Recorded data
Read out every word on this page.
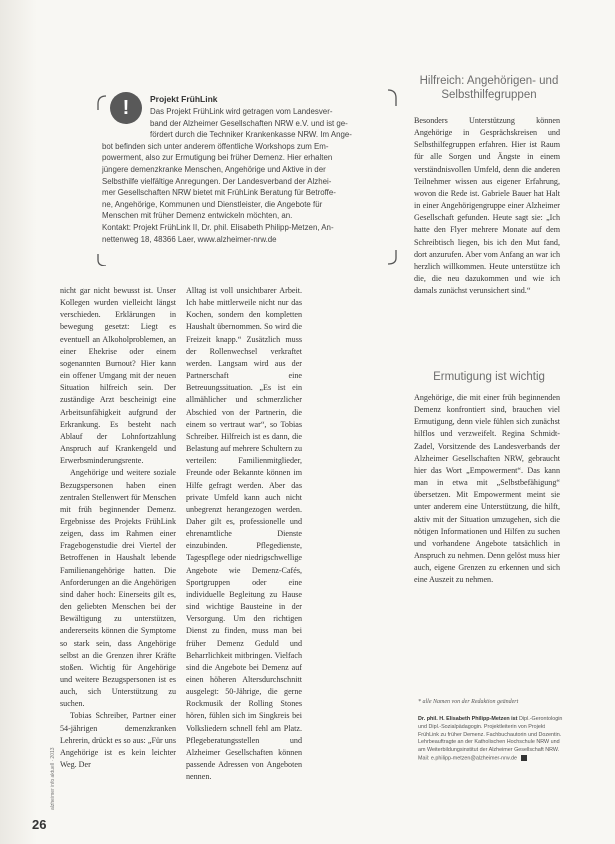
!	Projekt FrühLink

Das Projekt FrühLink wird getragen vom Landesver-

band der Alzheimer Gesellschaften NRW e.V. und ist ge-

fördert durch die Techniker Krankenkasse NRW. Im Ange-

bot befinden sich unter anderem öffentliche Workshops zum Em-

powerment, also zur Ermutigung bei früher Demenz. Hier erhalten

jüngere demenzkranke Menschen, Angehörige und Aktive in der

Selbsthilfe vielfältige Anregungen. Der Landesverband der Alzhei-

mer Gesellschaften NRW bietet mit FrühLink Beratung für Betroffe-

ne, Angehörige, Kommunen und Dienstleister, die Angebote für

Menschen mit früher Demenz entwickeln möchten, an.

Kontakt: Projekt FrühLink II, Dr. phil. Elisabeth Philipp-Metzen, An-

nettenweg 18, 48366 Laer, www.alzheimer-nrw.de

nicht gar nicht bewusst ist. Unser Kollegen wurden vielleicht längst verschieden. Erklärungen in bewegung gesetzt: Liegt es eventuell an Alkoholproblemen, an einer Ehekrise oder einem sogenannten Burnout? Hier kann ein offener Umgang mit der neuen Situation hilfreich sein. Der zuständige Arzt bescheinigt eine Arbeitsunfähigkeit aufgrund der Erkrankung. Es besteht nach Ablauf der Lohnfortzahlung Anspruch auf Krankengeld und Erwerbsminderungsrente.

Angehörige und weitere soziale Bezugspersonen haben einen zentralen Stellenwert für Menschen mit früh beginnender Demenz. Ergebnisse des Projekts FrühLink zeigen, dass im Rahmen einer Fragebogenstudie drei Viertel der Betroffenen in Haushalt lebende Familienangehörige hatten. Die Anforderungen an die Angehörigen sind daher hoch: Einerseits gilt es, den geliebten Menschen bei der Bewältigung zu unterstützen, andererseits können die Symptome so stark sein, dass Angehörige selbst an die Grenzen ihrer Kräfte stoßen. Wichtig für Angehörige und weitere Bezugspersonen ist es auch, sich Unterstützung zu suchen.

Tobias Schreiber, Partner einer 54-jährigen demenzkranken Lehrerin, drückt es so aus: „Für uns Angehörige ist es kein leichter Weg. Der

Alltag ist voll unsichtbarer Arbeit. Ich habe mittlerweile nicht nur das Kochen, sondern den kompletten Haushalt übernommen. So wird die Freizeit knapp.“ Zusätzlich muss der Rollenwechsel verkraftet werden. Langsam wird aus der Partnerschaft eine Betreuungssituation. „Es ist ein allmählicher und schmerzlicher Abschied von der Partnerin, die einem so vertraut war“, so Tobias Schreiber. Hilfreich ist es dann, die Belastung auf mehrere Schultern zu verteilen: Familienmitglieder, Freunde oder Bekannte können im Hilfe gefragt werden. Aber das private Umfeld kann auch nicht unbegrenzt herangezogen werden. Daher gilt es, professionelle und ehrenamtliche Dienste einzubinden. Pflegedienste, Tagespflege oder niedrigschwellige Angebote wie Demenz-Cafés, Sportgruppen oder eine individuelle Begleitung zu Hause sind wichtige Bausteine in der Versorgung. Um den richtigen Dienst zu finden, muss man bei früher Demenz Geduld und Beharrlichkeit mitbringen. Vielfach sind die Angebote bei Demenz auf einen höheren Altersdurchschnitt ausgelegt: 50-Jährige, die gerne Rockmusik der Rolling Stones hören, fühlen sich im Singkreis bei Volksliedern schnell fehl am Platz. Pflegeberatungsstellen und Alzheimer Gesellschaften können passende Adressen von Angeboten nennen.

Hilfreich: Angehörigen- und Selbsthilfegruppen

Besonders Unterstützung können Angehörige in Gesprächskreisen und Selbsthilfegruppen erfahren. Hier ist Raum für alle Sorgen und Ängste in einem verständnisvollen Umfeld, denn die anderen Teilnehmer wissen aus eigener Erfahrung, wovon die Rede ist. Gabriele Bauer hat Halt in einer Angehörigengruppe einer Alzheimer Gesellschaft gefunden. Heute sagt sie: „Ich hatte den Flyer mehrere Monate auf dem Schreibtisch liegen, bis ich den Mut fand, dort anzurufen. Aber vom Anfang an war ich herzlich willkommen. Heute unterstütze ich die, die neu dazukommen und wie ich damals zunächst verunsichert sind.“

Ermutigung ist wichtig

Angehörige, die mit einer früh beginnenden Demenz konfrontiert sind, brauchen viel Ermutigung, denn viele fühlen sich zunächst hilflos und verzweifelt. Regina Schmidt-Zadel, Vorsitzende des Landesverbands der Alzheimer Gesellschaften NRW, gebraucht hier das Wort „Empowerment“. Das kann man in etwa mit „Selbstbefähigung“ übersetzen. Mit Empowerment meint sie unter anderem eine Unterstützung, die hilft, aktiv mit der Situation umzugehen, sich die nötigen Informationen und Hilfen zu suchen und vorhandene Angebote tatsächlich in Anspruch zu nehmen. Denn gelöst muss hier auch, eigene Grenzen zu erkennen und sich eine Auszeit zu nehmen.

* alle Namen von der Redaktion geändert
Dr. phil. H. Elisabeth Philipp-Metzen ist Dipl.-Gerontologin und Dipl.-Sozialpädagogin. Projektleiterin von Projekt FrühLink zu früher Demenz. Fachbuchautorin und Dozentin. Lehrbeauftragte an der Katholischen Hochschule NRW und am Weiterbildungsinstitut der Alzheimer Gesellschaft NRW. Mail: e.philipp-metzen@alzheimer-nrw.de
26
alzheimer info aktuell · 2013
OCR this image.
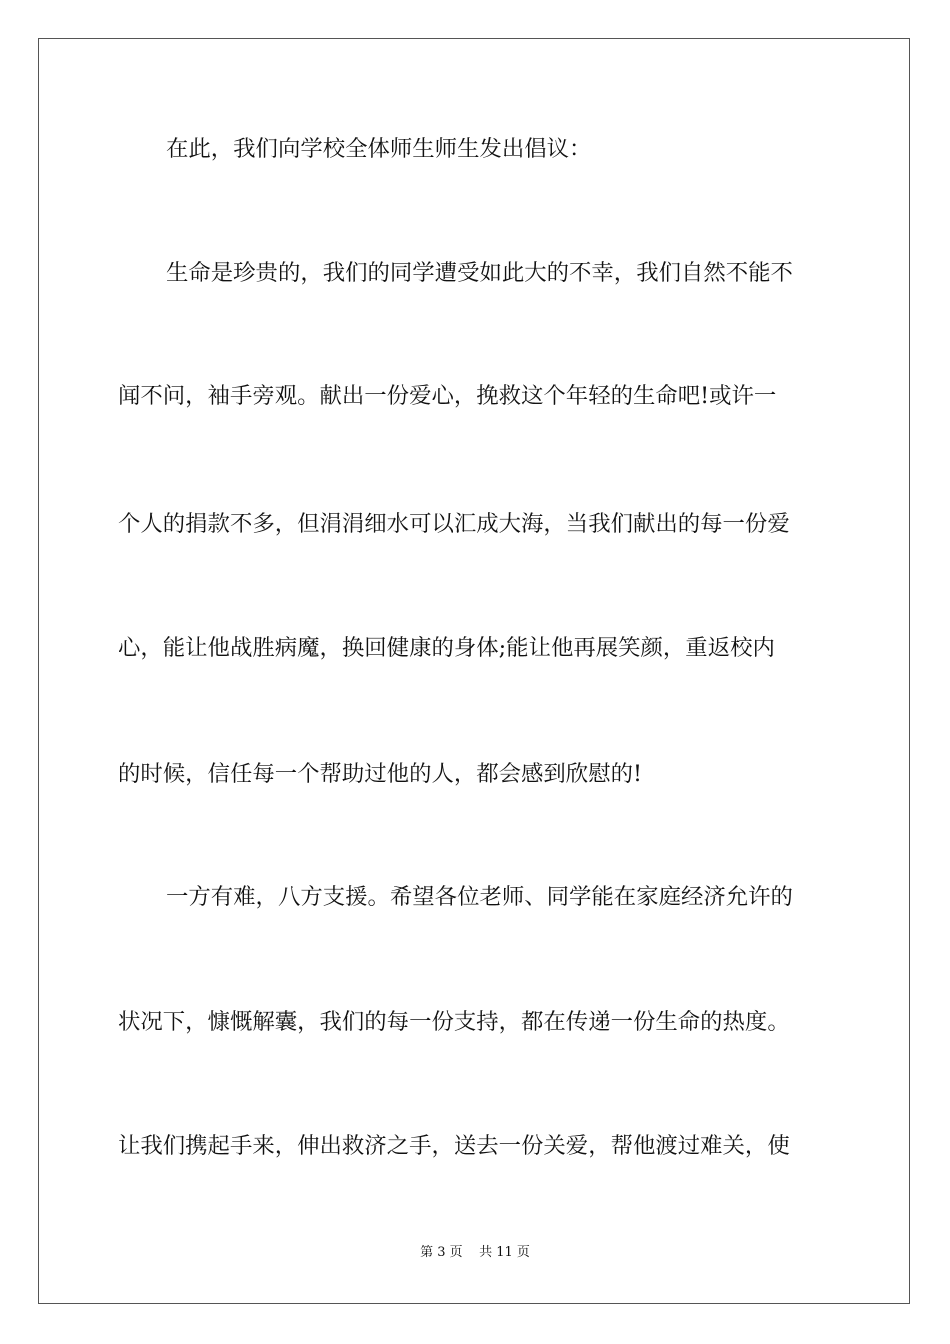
在此，我们向学校全体师生师生发出倡议：
生命是珍贵的，我们的同学遭受如此大的不幸，我们自然不能不
闻不问，袖手旁观。献出一份爱心，挽救这个年轻的生命吧!或许一
个人的捐款不多，但涓涓细水可以汇成大海，当我们献出的每一份爱
心，能让他战胜病魔，换回健康的身体;能让他再展笑颜，重返校内
的时候，信任每一个帮助过他的人，都会感到欣慰的!
一方有难，八方支援。希望各位老师、同学能在家庭经济允许的
状况下，慷慨解囊，我们的每一份支持，都在传递一份生命的热度。
让我们携起手来，伸出救济之手，送去一份关爱，帮他渡过难关，使
第 3 页    共 11 页
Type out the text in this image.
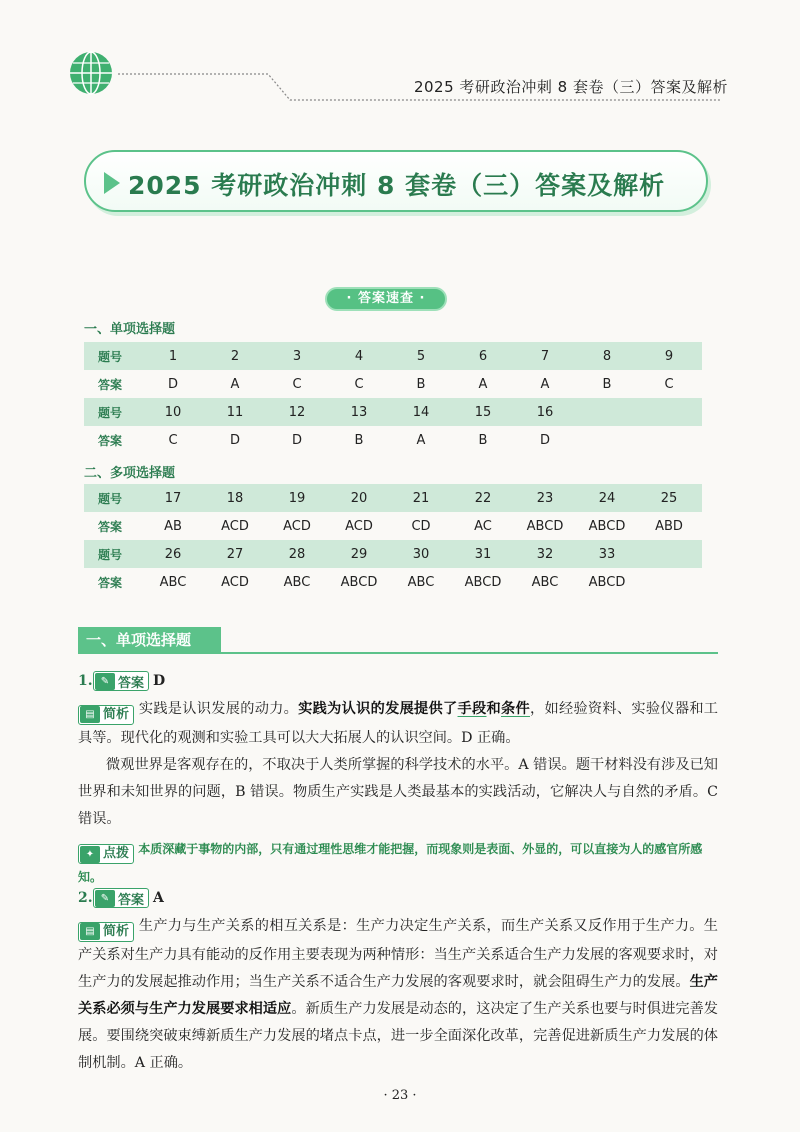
2025 考研政治冲刺 8 套卷（三）答案及解析
2025 考研政治冲刺 8 套卷（三）答案及解析
· 答案速查 ·
一、单项选择题
题号	1	2	3	4	5	6	7	8	9
答案	D	A	C	C	B	A	A	B	C
题号	10	11	12	13	14	15	16
答案	C	D	D	B	A	B	D
二、多项选择题
题号	17	18	19	20	21	22	23	24	25
答案	AB	ACD	ACD	ACD	CD	AC	ABCD	ABCD	ABD
题号	26	27	28	29	30	31	32	33
答案	ABC	ACD	ABC	ABCD	ABC	ABCD	ABC	ABCD
一、单项选择题
1. ✎ 答案 D
▤ 简析 实践是认识发展的动力。实践为认识的发展提供了手段和条件，如经验资料、实验仪器和工具等。现代化的观测和实验工具可以大大拓展人的认识空间。D 正确。
微观世界是客观存在的，不取决于人类所掌握的科学技术的水平。A 错误。题干材料没有涉及已知世界和未知世界的问题，B 错误。物质生产实践是人类最基本的实践活动，它解决人与自然的矛盾。C 错误。
✦ 点拨 本质深藏于事物的内部，只有通过理性思维才能把握，而现象则是表面、外显的，可以直接为人的感官所感知。
2. ✎ 答案 A
▤ 简析 生产力与生产关系的相互关系是：生产力决定生产关系，而生产关系又反作用于生产力。生产关系对生产力具有能动的反作用主要表现为两种情形：当生产关系适合生产力发展的客观要求时，对生产力的发展起推动作用；当生产关系不适合生产力发展的客观要求时，就会阻碍生产力的发展。生产关系必须与生产力发展要求相适应。新质生产力发展是动态的，这决定了生产关系也要与时俱进完善发展。要围绕突破束缚新质生产力发展的堵点卡点，进一步全面深化改革，完善促进新质生产力发展的体制机制。A 正确。
· 23 ·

▶ [What you are asked to do]
Repeat the lines of the records verbatim, starting at the line containing "Type out the text in this image." and stopping after the final line. Images stay out.

▶ [The result]
Type out the text in this image.
2025 考研政治冲刺 8 套卷（三）答案及解析
2025 考研政治冲刺 8 套卷（三）答案及解析
· 答案速查 ·
一、单项选择题
题号	1	2	3	4	5	6	7	8	9
答案	D	A	C	C	B	A	A	B	C
题号	10	11	12	13	14	15	16
答案	C	D	D	B	A	B	D
二、多项选择题
题号	17	18	19	20	21	22	23	24	25
答案	AB	ACD	ACD	ACD	CD	AC	ABCD	ABCD	ABD
题号	26	27	28	29	30	31	32	33
答案	ABC	ACD	ABC	ABCD	ABC	ABCD	ABC	ABCD
一、单项选择题
1. ✎ 答案 D
▤ 简析 实践是认识发展的动力。实践为认识的发展提供了手段和条件，如经验资料、实验仪器和工具等。现代化的观测和实验工具可以大大拓展人的认识空间。D 正确。
微观世界是客观存在的，不取决于人类所掌握的科学技术的水平。A 错误。题干材料没有涉及已知世界和未知世界的问题，B 错误。物质生产实践是人类最基本的实践活动，它解决人与自然的矛盾。C 错误。
✦ 点拨 本质深藏于事物的内部，只有通过理性思维才能把握，而现象则是表面、外显的，可以直接为人的感官所感知。
2. ✎ 答案 A
▤ 简析 生产力与生产关系的相互关系是：生产力决定生产关系，而生产关系又反作用于生产力。生产关系对生产力具有能动的反作用主要表现为两种情形：当生产关系适合生产力发展的客观要求时，对生产力的发展起推动作用；当生产关系不适合生产力发展的客观要求时，就会阻碍生产力的发展。生产关系必须与生产力发展要求相适应。新质生产力发展是动态的，这决定了生产关系也要与时俱进完善发展。要围绕突破束缚新质生产力发展的堵点卡点，进一步全面深化改革，完善促进新质生产力发展的体制机制。A 正确。
· 23 ·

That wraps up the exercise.